Quoted passage
** START **

Is a Black Leader Best for Black Voters?
by B.B. Robinson, Ph.D. (bio)
Senator Barack Obama's success on the campaign trail has presented Americans with the first truly viable black presidential candidate. This unprecedented situation has made some wonder whether race should trump other traditional criteria in selecting a commander-in-chief.
Using a more traditional criteria such as economics, for example, people support candidates they believe will help improve their bottom line. This could mean tax breaks for individuals, families and businesses or better and cheaper health care or education through increased spending. In this situation, people are more likely to support a candidate they believe will enhance their economic outcome.
But what about making support for "one of our own" the deciding factor?
Can blacks be secure in the belief that a black politician can enhance their economic outcomes simply due to their race? It would imply that either this politician can create circumstances under which "all boats are lifted" or that this leader's policies would be biased in favor of fellow blacks.
Considering that the latter is politically tone-deaf, it should logically be discounted.
So let us return to the notion of "lifting all boats." While good for all, it could be interpreted as meaning no relative improvement in black-versus-white economic outcomes. Can black Americans, still below the national average, continue to accept this status quo? Aren't black Americans interested in closing gaps in areas such as education, employment, income and saving?

** END **

Saved entries:
** START **

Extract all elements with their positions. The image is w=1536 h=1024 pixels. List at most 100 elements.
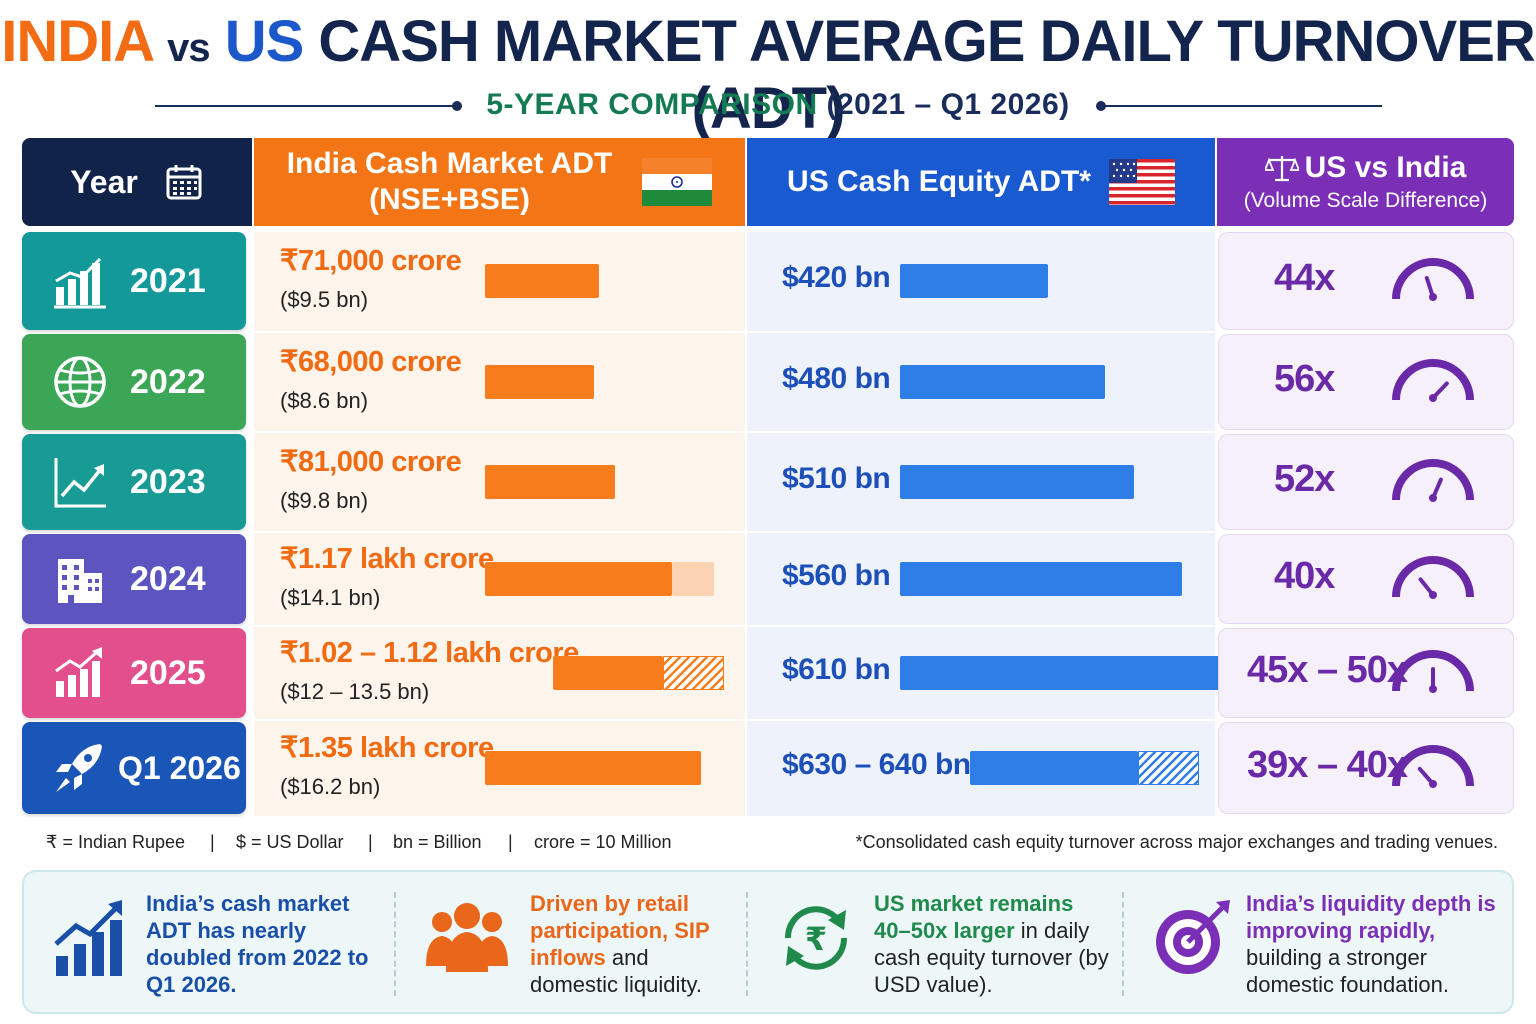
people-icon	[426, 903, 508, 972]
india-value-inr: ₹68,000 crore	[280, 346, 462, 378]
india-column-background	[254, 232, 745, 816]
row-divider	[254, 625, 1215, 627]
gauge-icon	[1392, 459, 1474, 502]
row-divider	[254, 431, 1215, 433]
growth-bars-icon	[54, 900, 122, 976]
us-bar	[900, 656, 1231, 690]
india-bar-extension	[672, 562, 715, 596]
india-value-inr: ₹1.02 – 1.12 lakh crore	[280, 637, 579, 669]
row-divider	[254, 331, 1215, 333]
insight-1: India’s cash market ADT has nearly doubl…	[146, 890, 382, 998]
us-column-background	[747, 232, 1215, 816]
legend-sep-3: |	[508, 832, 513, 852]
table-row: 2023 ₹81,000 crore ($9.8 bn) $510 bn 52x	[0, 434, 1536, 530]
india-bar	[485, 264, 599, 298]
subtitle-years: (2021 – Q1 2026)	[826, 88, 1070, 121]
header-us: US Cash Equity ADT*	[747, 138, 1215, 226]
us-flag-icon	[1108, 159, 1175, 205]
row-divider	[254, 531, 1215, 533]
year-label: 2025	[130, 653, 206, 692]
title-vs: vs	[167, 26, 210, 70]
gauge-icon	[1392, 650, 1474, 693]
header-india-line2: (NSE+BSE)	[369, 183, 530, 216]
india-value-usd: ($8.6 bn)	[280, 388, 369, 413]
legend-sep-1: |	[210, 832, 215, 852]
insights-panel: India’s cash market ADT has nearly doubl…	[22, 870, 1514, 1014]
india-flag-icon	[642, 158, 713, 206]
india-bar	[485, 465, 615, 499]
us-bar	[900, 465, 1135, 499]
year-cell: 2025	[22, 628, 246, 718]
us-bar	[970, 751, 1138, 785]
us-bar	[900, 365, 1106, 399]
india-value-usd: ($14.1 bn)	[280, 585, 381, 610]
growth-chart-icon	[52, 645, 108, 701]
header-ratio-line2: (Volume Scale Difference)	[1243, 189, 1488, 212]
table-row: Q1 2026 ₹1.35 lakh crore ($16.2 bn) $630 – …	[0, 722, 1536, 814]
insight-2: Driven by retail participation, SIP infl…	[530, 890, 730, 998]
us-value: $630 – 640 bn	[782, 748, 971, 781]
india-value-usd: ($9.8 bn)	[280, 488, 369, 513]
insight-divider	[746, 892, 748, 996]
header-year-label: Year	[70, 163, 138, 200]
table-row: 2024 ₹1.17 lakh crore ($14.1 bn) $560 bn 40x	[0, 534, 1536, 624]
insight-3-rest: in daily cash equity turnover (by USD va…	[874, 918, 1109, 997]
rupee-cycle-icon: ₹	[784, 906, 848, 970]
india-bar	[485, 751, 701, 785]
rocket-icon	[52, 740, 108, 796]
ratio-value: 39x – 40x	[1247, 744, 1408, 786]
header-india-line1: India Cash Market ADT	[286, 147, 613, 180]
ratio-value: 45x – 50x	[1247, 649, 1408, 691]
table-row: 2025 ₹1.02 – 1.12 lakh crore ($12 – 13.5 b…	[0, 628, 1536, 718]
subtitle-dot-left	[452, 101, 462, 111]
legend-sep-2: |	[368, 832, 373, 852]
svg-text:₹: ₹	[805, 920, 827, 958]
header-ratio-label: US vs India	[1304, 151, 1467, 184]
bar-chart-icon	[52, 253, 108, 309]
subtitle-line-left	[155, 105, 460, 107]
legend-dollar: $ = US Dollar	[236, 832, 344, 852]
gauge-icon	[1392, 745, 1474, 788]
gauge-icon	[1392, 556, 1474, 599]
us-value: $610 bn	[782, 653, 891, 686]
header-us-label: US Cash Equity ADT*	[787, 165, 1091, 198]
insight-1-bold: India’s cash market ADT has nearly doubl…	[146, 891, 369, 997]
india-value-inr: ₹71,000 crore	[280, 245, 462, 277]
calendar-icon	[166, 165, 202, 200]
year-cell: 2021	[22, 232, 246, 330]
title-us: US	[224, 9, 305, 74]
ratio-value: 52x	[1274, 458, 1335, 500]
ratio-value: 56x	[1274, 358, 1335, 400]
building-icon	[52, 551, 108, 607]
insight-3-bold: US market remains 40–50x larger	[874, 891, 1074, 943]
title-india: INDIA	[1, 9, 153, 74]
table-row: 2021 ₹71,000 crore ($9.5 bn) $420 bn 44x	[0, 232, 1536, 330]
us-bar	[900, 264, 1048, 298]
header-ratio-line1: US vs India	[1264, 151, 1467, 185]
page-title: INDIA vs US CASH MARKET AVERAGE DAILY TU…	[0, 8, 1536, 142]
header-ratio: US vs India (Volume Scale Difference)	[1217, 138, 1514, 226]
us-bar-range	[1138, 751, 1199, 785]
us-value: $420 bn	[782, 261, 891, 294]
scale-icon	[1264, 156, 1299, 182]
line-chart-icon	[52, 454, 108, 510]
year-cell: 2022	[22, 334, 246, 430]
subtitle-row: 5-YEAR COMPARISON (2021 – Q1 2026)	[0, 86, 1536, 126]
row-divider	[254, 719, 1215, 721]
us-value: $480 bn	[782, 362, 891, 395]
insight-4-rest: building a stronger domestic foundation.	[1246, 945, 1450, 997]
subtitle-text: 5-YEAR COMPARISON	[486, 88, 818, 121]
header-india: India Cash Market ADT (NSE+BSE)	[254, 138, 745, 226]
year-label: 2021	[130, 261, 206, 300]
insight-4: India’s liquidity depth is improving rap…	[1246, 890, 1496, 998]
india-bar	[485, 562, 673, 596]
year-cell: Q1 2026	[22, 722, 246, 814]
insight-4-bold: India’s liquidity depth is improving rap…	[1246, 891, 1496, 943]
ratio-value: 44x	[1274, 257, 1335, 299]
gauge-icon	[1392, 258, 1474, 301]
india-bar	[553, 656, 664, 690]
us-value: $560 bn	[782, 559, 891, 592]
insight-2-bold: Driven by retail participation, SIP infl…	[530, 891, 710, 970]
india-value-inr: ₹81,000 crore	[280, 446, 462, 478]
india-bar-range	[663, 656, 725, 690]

** END **

Jobs
• 1. Answer these questions from the essay on black voters:
(a) How does the essay describe Senator Barack Obama as a presidential candidate?
(b) Which possibility does the essay say should be discounted, and on what grounds?
(c) Which areas does the essay name where black Americans might want gaps closed?
• 2. Transcribe the essay on black voters between "Using a more" and "the deciding factor?", inclusive.

Solutions to the problems
• 1.
(a) As the first truly viable black presidential candidate.
(b) That a black leader's policies would be biased in favor of fellow blacks, because that is politically tone-deaf.
(c) Education, employment, income and saving.

• 2.
Using a more traditional criteria such as economics, for example, people support candidates they believe will help improve their bottom line. This could mean tax breaks for individuals, families and businesses or better and cheaper health care or education through increased spending. In this situation, people are more likely to support a candidate they believe will enhance their economic outcome.
But what about making support for "one of our own" the deciding factor?